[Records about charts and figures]
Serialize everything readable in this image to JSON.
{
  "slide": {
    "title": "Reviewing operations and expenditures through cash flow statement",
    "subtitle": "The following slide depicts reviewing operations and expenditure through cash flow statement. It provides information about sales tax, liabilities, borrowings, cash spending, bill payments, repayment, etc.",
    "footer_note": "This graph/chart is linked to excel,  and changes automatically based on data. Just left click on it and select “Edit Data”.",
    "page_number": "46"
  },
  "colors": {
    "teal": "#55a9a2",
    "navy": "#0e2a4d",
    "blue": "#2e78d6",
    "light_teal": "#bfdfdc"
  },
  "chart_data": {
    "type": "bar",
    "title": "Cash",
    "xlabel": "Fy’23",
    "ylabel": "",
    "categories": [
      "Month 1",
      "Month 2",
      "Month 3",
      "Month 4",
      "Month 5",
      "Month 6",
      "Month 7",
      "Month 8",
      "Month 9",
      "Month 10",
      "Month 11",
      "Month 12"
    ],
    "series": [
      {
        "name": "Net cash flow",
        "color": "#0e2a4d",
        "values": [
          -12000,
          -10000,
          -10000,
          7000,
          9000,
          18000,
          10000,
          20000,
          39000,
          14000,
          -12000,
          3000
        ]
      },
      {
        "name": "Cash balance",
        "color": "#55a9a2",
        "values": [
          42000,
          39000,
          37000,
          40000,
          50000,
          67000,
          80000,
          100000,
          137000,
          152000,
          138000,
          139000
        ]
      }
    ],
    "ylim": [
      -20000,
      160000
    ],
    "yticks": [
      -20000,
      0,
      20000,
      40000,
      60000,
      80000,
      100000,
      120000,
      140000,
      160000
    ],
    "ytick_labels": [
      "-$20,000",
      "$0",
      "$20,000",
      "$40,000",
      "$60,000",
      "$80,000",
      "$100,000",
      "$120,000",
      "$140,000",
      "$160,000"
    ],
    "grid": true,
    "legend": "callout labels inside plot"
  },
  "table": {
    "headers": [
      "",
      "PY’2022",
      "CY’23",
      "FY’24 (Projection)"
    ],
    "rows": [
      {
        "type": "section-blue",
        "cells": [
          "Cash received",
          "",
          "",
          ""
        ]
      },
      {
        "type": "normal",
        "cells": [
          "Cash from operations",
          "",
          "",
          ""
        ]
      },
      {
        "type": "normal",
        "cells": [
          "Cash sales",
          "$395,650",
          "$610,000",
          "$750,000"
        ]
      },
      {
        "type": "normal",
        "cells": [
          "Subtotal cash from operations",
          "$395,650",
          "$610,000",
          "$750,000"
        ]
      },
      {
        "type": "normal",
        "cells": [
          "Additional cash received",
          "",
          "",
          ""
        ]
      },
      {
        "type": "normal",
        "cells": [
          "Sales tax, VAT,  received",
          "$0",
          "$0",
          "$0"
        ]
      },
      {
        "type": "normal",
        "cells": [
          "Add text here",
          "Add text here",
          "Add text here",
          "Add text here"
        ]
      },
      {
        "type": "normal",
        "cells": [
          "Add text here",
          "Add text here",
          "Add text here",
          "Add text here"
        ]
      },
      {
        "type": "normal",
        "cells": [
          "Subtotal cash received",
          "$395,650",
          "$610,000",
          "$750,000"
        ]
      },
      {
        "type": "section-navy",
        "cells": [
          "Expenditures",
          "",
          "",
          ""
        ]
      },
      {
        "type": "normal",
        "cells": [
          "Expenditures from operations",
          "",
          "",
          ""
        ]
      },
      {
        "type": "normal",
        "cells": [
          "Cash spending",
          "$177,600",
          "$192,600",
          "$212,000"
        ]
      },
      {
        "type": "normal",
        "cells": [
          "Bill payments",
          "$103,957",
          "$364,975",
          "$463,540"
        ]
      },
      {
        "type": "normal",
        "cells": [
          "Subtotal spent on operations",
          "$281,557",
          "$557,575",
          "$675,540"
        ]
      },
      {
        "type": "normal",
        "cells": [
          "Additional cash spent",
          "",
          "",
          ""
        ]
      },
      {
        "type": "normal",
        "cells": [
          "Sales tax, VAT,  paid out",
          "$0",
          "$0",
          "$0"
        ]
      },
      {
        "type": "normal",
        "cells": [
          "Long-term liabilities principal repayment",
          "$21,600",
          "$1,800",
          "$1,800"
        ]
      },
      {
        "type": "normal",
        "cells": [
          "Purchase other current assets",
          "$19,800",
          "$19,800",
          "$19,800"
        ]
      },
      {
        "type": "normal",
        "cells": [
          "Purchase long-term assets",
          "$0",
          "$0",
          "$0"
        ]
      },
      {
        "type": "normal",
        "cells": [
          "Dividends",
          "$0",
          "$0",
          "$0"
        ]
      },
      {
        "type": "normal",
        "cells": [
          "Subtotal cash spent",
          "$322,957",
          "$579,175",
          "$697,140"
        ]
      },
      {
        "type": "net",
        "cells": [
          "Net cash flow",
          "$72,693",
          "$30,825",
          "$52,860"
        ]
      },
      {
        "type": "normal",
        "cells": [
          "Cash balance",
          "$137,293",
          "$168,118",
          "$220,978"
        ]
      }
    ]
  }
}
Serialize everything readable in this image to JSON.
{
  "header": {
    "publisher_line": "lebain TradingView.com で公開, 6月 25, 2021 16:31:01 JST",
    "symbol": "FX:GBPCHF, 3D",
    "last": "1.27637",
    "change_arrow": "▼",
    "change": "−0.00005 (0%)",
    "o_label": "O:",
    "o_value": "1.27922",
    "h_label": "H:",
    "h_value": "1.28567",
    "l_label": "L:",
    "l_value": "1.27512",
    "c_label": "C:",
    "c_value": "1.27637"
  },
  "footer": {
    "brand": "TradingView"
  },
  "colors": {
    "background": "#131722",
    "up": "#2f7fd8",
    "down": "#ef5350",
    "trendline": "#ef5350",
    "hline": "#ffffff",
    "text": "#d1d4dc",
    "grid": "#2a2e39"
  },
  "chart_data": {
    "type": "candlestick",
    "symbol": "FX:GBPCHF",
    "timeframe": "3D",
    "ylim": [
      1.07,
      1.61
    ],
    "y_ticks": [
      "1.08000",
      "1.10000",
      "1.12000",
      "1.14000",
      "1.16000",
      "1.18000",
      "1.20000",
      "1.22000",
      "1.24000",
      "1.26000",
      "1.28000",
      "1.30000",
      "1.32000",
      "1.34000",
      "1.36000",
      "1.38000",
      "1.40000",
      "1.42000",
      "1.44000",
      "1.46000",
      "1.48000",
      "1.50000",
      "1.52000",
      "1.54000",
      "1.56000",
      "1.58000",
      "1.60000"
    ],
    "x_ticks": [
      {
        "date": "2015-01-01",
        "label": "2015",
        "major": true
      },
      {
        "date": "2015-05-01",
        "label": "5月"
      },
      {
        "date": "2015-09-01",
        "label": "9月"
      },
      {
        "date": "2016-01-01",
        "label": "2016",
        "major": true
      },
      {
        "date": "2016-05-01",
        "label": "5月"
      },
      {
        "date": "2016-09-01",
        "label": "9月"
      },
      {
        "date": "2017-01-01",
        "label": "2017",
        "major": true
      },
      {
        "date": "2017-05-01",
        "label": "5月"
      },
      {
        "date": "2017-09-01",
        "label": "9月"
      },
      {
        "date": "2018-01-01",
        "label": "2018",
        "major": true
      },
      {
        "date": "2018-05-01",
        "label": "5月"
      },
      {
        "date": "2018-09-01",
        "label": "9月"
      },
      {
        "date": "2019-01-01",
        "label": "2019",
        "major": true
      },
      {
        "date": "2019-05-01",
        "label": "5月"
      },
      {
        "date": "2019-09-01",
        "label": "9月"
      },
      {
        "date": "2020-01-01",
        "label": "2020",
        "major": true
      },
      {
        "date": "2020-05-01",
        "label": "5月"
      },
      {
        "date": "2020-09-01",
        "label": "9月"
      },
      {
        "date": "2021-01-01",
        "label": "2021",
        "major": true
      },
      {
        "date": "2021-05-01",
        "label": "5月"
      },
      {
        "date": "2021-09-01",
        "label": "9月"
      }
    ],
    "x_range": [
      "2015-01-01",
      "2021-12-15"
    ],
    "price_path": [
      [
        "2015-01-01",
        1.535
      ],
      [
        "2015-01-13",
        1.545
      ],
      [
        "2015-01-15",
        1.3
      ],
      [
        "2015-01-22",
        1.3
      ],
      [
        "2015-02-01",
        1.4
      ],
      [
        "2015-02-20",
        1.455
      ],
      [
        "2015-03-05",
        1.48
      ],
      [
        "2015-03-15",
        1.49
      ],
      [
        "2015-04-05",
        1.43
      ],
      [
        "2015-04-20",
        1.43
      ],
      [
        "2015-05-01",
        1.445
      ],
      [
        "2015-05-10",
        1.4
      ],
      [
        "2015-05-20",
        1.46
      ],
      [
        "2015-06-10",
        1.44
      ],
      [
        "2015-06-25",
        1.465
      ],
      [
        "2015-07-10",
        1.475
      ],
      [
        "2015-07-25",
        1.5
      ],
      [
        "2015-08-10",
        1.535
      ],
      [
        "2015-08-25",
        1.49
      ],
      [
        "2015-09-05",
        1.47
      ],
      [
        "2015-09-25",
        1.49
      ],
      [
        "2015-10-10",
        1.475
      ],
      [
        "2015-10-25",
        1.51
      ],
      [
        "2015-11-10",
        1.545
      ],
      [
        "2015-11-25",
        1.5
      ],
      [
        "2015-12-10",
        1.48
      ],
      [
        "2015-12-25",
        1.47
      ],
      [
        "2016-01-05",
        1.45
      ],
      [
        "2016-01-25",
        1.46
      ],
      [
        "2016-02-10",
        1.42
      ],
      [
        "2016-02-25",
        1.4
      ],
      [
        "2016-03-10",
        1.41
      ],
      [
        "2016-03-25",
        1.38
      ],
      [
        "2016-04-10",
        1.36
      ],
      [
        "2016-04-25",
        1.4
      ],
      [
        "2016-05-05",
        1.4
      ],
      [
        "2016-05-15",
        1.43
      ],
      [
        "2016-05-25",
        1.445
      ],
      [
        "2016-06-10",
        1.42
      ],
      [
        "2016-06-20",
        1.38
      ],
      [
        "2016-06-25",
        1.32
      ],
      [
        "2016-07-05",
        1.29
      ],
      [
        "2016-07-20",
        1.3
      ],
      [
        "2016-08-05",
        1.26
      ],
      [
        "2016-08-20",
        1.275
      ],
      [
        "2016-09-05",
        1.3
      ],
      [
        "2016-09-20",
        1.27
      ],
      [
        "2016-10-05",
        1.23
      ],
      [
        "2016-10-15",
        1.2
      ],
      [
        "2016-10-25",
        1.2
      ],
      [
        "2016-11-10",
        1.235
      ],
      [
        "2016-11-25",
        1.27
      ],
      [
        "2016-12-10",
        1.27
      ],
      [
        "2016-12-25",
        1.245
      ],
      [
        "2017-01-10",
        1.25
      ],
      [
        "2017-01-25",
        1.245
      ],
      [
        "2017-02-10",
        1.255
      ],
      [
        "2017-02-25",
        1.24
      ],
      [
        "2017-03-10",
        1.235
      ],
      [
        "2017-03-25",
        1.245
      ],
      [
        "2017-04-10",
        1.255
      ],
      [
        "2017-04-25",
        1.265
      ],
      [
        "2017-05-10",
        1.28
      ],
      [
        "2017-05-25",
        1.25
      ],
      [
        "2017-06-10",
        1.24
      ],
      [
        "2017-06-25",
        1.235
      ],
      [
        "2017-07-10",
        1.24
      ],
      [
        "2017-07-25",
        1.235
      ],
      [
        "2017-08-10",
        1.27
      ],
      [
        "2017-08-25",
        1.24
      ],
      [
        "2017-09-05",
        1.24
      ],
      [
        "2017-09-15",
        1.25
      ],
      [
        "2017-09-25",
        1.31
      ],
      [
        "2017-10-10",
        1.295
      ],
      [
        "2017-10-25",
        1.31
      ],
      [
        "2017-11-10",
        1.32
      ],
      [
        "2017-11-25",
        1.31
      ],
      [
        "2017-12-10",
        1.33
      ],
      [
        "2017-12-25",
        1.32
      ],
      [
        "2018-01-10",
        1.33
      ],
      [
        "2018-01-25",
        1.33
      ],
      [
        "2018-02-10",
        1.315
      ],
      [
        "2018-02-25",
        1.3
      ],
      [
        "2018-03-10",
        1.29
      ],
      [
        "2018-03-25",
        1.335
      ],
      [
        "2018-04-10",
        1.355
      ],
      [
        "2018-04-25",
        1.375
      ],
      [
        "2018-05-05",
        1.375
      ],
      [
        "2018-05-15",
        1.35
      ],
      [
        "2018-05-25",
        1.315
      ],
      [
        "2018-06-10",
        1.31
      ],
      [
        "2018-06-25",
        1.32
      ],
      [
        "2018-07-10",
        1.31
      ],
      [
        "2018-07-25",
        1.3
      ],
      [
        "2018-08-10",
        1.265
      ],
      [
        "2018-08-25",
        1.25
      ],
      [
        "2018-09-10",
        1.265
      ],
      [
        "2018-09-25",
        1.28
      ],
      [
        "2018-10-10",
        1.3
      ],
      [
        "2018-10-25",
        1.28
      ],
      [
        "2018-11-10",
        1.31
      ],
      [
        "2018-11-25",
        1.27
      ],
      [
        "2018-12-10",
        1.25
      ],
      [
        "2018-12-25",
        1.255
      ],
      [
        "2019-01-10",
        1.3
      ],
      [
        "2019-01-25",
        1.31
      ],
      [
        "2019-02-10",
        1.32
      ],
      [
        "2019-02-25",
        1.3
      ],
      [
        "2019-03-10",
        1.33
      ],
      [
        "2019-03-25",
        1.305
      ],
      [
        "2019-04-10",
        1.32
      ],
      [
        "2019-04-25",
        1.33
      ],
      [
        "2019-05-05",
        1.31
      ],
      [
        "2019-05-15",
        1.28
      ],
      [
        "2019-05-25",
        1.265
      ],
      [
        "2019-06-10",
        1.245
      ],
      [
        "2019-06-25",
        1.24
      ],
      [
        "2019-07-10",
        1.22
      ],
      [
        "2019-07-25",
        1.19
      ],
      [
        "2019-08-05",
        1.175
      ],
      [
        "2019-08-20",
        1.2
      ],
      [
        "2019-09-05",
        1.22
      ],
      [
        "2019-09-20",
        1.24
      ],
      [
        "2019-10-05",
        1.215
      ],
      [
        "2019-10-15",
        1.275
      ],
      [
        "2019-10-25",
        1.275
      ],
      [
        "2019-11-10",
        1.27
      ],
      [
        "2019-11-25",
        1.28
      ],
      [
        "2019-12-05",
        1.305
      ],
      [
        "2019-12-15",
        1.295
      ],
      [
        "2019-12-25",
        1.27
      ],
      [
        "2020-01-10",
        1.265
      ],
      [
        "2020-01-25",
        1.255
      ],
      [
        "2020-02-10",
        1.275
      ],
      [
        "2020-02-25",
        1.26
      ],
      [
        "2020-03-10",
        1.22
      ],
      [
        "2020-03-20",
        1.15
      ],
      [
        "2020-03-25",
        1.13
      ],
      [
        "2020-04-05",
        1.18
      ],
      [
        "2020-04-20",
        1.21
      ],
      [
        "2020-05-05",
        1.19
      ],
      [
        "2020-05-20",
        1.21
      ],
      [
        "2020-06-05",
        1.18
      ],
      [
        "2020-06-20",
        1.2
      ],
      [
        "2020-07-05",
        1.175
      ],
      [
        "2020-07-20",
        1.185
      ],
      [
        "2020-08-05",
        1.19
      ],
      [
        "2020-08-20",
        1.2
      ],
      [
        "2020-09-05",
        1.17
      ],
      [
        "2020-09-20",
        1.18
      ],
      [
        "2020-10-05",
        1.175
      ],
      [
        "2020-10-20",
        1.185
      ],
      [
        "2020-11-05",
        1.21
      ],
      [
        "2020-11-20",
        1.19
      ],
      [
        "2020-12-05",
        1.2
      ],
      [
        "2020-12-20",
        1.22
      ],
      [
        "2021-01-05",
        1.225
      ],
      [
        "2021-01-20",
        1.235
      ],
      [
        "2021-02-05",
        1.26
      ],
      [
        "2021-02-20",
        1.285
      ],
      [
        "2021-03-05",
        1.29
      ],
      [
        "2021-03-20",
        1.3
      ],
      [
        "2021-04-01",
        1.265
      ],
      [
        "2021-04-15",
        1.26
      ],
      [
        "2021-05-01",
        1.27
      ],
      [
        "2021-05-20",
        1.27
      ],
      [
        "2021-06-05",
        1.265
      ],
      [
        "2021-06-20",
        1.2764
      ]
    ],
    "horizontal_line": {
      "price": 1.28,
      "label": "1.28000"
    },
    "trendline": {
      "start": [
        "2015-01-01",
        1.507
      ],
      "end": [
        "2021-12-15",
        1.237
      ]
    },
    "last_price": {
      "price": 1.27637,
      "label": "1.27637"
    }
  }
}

*Short task*
Say how many lines in the records above hold "from", and give no other text.

*Completed exercise*
3